● **Required actions**
[a] Using the text on Giovanni Giacomo Barba, answer each question on its own line:
(i) Where was he born?
(ii) Who was the principal consecrator when he was consecrated bishop?
(iii) On what date was he appointed Bishop of Terni?
[b] List every see named in the text on Giovanni Giacomo Barba as a place of which someone was bishop.

── Text provided

Giovanni Giacomo Barba or Jean Jacques Barba (1490 – 1 October 1565) was a Roman Catholic prelate who served as Bishop of Terni (1553–1565) and Bishop of Teramo (1546–1553).

Biography
Giovanni Giacomo Barba was born in Naples, Italy in 1490 and ordained a priest in the Order of Saint Augustine.
On 26 May 1546, he was appointed during the papacy of Pope Paul III as Bishop of Teramo. On 6 June 1546, he was consecrated bishop by Girolamo Maccabei de Toscanella, Bishop of Castro del Lazio, with Cristoforo Spiriti, Bishop of Cesena, and Luigi Magnasco di Santa Fiora, Bishop of Assisi, serving as co-consecrators. On 3 July 1553, he was appointed during the papacy of Pope Julius III as Bishop of Terni. He served as Bishop of Terni until his death on 1 October 1565.

────
── Extracted data

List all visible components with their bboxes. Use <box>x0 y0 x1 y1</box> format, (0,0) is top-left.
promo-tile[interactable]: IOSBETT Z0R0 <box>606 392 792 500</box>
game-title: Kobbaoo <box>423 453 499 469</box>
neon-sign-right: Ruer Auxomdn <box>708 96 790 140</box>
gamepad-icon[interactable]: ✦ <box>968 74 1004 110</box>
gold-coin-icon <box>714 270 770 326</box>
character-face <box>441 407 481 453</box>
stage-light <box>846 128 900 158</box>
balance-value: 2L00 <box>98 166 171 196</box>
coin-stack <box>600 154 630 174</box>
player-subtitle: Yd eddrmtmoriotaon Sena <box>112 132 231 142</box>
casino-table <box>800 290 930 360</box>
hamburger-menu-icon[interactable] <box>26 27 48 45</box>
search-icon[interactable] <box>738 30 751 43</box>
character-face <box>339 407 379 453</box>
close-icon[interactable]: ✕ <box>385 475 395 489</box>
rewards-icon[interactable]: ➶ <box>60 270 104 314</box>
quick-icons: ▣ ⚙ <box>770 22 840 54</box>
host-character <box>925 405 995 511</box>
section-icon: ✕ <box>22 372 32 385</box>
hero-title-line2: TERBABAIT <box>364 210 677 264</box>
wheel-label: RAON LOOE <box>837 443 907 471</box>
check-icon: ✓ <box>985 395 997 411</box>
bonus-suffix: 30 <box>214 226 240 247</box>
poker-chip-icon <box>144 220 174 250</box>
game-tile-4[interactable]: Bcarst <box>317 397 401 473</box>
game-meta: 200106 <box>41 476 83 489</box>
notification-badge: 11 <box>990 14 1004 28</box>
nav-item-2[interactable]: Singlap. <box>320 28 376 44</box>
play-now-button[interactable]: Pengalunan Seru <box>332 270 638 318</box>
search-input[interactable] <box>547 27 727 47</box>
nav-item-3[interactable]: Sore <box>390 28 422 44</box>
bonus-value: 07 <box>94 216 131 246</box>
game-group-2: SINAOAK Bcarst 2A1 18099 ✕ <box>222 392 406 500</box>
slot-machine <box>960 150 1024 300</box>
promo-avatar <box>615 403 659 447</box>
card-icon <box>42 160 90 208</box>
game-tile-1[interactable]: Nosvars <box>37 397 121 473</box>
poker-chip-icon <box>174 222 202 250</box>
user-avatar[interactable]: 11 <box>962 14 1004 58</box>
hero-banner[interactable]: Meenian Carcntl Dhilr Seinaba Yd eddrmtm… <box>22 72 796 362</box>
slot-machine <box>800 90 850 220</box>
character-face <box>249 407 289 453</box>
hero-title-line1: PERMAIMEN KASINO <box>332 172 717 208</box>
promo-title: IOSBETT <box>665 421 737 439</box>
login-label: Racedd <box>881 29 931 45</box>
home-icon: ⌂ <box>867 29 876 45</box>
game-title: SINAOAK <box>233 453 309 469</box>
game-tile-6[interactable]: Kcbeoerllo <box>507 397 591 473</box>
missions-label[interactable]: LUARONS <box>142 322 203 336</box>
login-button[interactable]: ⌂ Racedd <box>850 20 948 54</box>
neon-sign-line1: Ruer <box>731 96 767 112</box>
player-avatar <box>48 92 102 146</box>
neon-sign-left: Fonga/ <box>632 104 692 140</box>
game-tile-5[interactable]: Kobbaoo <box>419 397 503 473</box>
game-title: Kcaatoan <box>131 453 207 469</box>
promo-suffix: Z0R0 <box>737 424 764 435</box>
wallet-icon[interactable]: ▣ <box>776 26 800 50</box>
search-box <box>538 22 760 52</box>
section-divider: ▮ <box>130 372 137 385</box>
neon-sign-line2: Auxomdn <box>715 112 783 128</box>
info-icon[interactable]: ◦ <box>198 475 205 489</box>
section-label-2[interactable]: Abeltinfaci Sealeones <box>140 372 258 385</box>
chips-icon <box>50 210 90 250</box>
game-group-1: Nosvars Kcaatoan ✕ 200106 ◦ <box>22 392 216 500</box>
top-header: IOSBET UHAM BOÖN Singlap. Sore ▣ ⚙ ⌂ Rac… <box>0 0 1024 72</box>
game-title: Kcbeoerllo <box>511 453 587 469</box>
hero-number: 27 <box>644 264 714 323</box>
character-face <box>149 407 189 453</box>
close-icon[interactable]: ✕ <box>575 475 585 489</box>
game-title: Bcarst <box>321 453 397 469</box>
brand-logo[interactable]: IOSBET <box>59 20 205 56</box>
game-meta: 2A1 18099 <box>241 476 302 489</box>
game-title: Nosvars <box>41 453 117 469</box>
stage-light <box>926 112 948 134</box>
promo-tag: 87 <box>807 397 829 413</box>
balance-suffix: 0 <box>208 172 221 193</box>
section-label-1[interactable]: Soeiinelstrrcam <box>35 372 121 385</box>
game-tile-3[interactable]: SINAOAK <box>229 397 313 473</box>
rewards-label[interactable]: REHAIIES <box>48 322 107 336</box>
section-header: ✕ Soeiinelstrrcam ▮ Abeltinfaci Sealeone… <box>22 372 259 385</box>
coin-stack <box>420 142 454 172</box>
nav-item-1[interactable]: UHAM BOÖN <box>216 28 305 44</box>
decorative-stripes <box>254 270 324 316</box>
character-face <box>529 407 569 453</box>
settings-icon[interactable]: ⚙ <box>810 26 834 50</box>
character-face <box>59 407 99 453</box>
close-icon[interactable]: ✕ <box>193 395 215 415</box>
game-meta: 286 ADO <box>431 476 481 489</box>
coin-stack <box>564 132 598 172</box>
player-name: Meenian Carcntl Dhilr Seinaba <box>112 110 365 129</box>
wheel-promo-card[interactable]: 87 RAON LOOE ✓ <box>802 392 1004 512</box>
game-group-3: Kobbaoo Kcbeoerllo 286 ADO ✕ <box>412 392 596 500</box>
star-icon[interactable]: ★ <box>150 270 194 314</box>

────

● **Results for the exercise**
[a]
(i) Naples, Italy
(ii) Girolamo Maccabei de Toscanella, Bishop of Castro del Lazio
(iii) 3 July 1553

[b]
Terni
Teramo
Castro del Lazio
Cesena
Assisi